◆ Task instructions
Write out the listing exactly as it is given.

◆ Source data
Start
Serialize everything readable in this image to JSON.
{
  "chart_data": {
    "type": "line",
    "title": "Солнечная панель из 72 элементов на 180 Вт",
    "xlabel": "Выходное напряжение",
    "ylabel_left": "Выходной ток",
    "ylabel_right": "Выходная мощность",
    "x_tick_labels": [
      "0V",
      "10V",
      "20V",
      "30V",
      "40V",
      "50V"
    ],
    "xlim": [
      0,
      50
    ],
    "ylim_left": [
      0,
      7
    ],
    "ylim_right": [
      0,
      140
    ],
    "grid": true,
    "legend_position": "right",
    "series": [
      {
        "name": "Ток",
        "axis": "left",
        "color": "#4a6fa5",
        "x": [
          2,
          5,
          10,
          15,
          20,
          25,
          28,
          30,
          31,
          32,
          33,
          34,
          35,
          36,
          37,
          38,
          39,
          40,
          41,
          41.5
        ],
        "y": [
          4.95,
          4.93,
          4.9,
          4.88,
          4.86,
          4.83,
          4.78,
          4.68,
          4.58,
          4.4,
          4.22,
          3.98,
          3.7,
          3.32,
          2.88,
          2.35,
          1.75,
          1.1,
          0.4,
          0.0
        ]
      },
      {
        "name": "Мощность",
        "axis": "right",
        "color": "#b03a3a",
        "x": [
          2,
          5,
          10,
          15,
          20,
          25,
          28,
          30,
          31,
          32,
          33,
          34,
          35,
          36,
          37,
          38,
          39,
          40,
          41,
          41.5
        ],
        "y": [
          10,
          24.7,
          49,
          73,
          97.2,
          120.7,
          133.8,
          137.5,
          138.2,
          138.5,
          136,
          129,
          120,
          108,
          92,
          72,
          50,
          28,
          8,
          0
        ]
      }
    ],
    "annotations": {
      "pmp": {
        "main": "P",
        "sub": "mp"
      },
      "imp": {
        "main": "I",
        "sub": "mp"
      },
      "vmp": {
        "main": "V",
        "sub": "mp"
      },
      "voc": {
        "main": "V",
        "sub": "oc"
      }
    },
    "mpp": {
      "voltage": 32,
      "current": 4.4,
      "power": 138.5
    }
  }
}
End
◆ In response
Serialize everything readable in this image to JSON.
{
  "chart_data": {
    "type": "line",
    "title": "Солнечная панель из 72 элементов на 180 Вт",
    "xlabel": "Выходное напряжение",
    "ylabel_left": "Выходной ток",
    "ylabel_right": "Выходная мощность",
    "x_tick_labels": [
      "0V",
      "10V",
      "20V",
      "30V",
      "40V",
      "50V"
    ],
    "xlim": [
      0,
      50
    ],
    "ylim_left": [
      0,
      7
    ],
    "ylim_right": [
      0,
      140
    ],
    "grid": true,
    "legend_position": "right",
    "series": [
      {
        "name": "Ток",
        "axis": "left",
        "color": "#4a6fa5",
        "x": [
          2,
          5,
          10,
          15,
          20,
          25,
          28,
          30,
          31,
          32,
          33,
          34,
          35,
          36,
          37,
          38,
          39,
          40,
          41,
          41.5
        ],
        "y": [
          4.95,
          4.93,
          4.9,
          4.88,
          4.86,
          4.83,
          4.78,
          4.68,
          4.58,
          4.4,
          4.22,
          3.98,
          3.7,
          3.32,
          2.88,
          2.35,
          1.75,
          1.1,
          0.4,
          0.0
        ]
      },
      {
        "name": "Мощность",
        "axis": "right",
        "color": "#b03a3a",
        "x": [
          2,
          5,
          10,
          15,
          20,
          25,
          28,
          30,
          31,
          32,
          33,
          34,
          35,
          36,
          37,
          38,
          39,
          40,
          41,
          41.5
        ],
        "y": [
          10,
          24.7,
          49,
          73,
          97.2,
          120.7,
          133.8,
          137.5,
          138.2,
          138.5,
          136,
          129,
          120,
          108,
          92,
          72,
          50,
          28,
          8,
          0
        ]
      }
    ],
    "annotations": {
      "pmp": {
        "main": "P",
        "sub": "mp"
      },
      "imp": {
        "main": "I",
        "sub": "mp"
      },
      "vmp": {
        "main": "V",
        "sub": "mp"
      },
      "voc": {
        "main": "V",
        "sub": "oc"
      }
    },
    "mpp": {
      "voltage": 32,
      "current": 4.4,
      "power": 138.5
    }
  }
}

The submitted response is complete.